**What is being asked**
Retype each line exactly. Skip images.

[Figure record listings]

>>>>>

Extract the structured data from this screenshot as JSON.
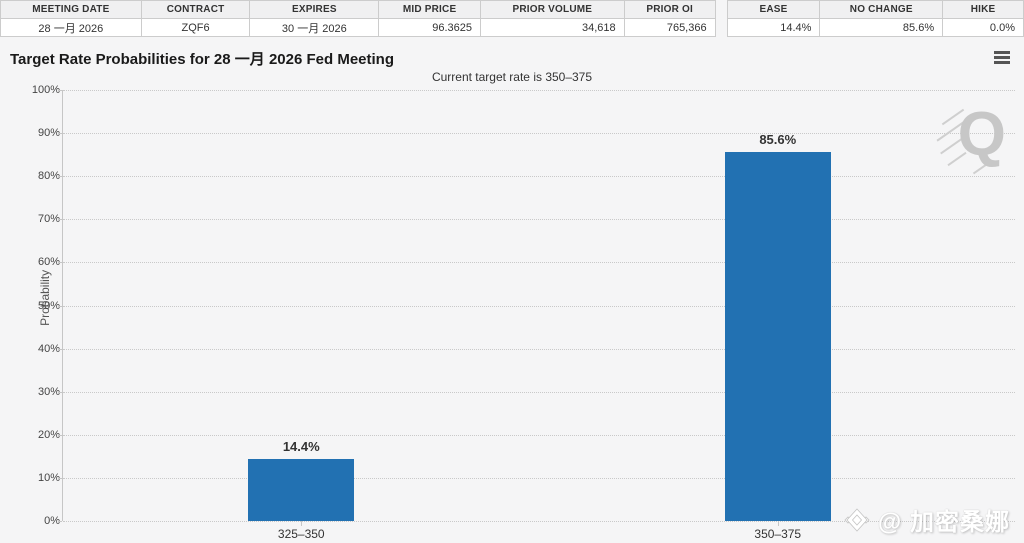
{
  "tables": {
    "contract_table": {
      "headers": [
        "MEETING DATE",
        "CONTRACT",
        "EXPIRES",
        "MID PRICE",
        "PRIOR VOLUME",
        "PRIOR OI"
      ],
      "values": [
        "28 一月 2026",
        "ZQF6",
        "30 一月 2026",
        "96.3625",
        "34,618",
        "765,366"
      ]
    },
    "probability_table": {
      "headers": [
        "EASE",
        "NO CHANGE",
        "HIKE"
      ],
      "values": [
        "14.4%",
        "85.6%",
        "0.0%"
      ]
    }
  },
  "chart": {
    "title": "Target Rate Probabilities for 28 一月 2026 Fed Meeting",
    "subtitle": "Current target rate is 350–375",
    "menu_icon": "hamburger-icon"
  },
  "chart_data": {
    "type": "bar",
    "categories": [
      "325–350",
      "350–375"
    ],
    "values": [
      14.4,
      85.6
    ],
    "value_labels": [
      "14.4%",
      "85.6%"
    ],
    "title": "Target Rate Probabilities for 28 一月 2026 Fed Meeting",
    "subtitle": "Current target rate is 350–375",
    "xlabel": "",
    "ylabel": "Probability",
    "ylim": [
      0,
      100
    ],
    "ytick_step": 10,
    "ytick_suffix": "%",
    "bar_color": "#2271b2",
    "grid": "dotted horizontal",
    "legend": "none"
  },
  "watermarks": {
    "logo_letter": "Q",
    "credit": "@ 加密桑娜"
  },
  "colors": {
    "bar": "#2271b2",
    "background": "#f5f5f6",
    "grid": "#c9c9c9",
    "table_header_bg": "#f0f0f1",
    "watermark_gray": "#c7c7c7"
  }
}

<<<<<

**Answer in full**
Extract the structured data from this screenshot as JSON.
{
  "tables": {
    "contract_table": {
      "headers": [
        "MEETING DATE",
        "CONTRACT",
        "EXPIRES",
        "MID PRICE",
        "PRIOR VOLUME",
        "PRIOR OI"
      ],
      "values": [
        "28 一月 2026",
        "ZQF6",
        "30 一月 2026",
        "96.3625",
        "34,618",
        "765,366"
      ]
    },
    "probability_table": {
      "headers": [
        "EASE",
        "NO CHANGE",
        "HIKE"
      ],
      "values": [
        "14.4%",
        "85.6%",
        "0.0%"
      ]
    }
  },
  "chart": {
    "title": "Target Rate Probabilities for 28 一月 2026 Fed Meeting",
    "subtitle": "Current target rate is 350–375",
    "menu_icon": "hamburger-icon"
  },
  "chart_data": {
    "type": "bar",
    "categories": [
      "325–350",
      "350–375"
    ],
    "values": [
      14.4,
      85.6
    ],
    "value_labels": [
      "14.4%",
      "85.6%"
    ],
    "title": "Target Rate Probabilities for 28 一月 2026 Fed Meeting",
    "subtitle": "Current target rate is 350–375",
    "xlabel": "",
    "ylabel": "Probability",
    "ylim": [
      0,
      100
    ],
    "ytick_step": 10,
    "ytick_suffix": "%",
    "bar_color": "#2271b2",
    "grid": "dotted horizontal",
    "legend": "none"
  },
  "watermarks": {
    "logo_letter": "Q",
    "credit": "@ 加密桑娜"
  },
  "colors": {
    "bar": "#2271b2",
    "background": "#f5f5f6",
    "grid": "#c9c9c9",
    "table_header_bg": "#f0f0f1",
    "watermark_gray": "#c7c7c7"
  }
}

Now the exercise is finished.